>> Begin

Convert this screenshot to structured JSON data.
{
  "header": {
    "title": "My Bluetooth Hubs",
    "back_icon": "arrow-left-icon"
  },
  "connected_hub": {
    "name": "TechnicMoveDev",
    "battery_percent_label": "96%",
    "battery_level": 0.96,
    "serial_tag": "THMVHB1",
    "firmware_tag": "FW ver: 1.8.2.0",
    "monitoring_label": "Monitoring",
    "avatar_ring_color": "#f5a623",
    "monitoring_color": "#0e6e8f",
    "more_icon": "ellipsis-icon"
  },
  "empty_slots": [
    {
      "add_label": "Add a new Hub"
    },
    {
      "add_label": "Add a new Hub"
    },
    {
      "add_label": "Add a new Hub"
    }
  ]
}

>> End

▸ What is expected
Reproduce each entry word for word.

▸ Answer for the task
Convert this screenshot to structured JSON data.
{
  "header": {
    "title": "My Bluetooth Hubs",
    "back_icon": "arrow-left-icon"
  },
  "connected_hub": {
    "name": "TechnicMoveDev",
    "battery_percent_label": "96%",
    "battery_level": 0.96,
    "serial_tag": "THMVHB1",
    "firmware_tag": "FW ver: 1.8.2.0",
    "monitoring_label": "Monitoring",
    "avatar_ring_color": "#f5a623",
    "monitoring_color": "#0e6e8f",
    "more_icon": "ellipsis-icon"
  },
  "empty_slots": [
    {
      "add_label": "Add a new Hub"
    },
    {
      "add_label": "Add a new Hub"
    },
    {
      "add_label": "Add a new Hub"
    }
  ]
}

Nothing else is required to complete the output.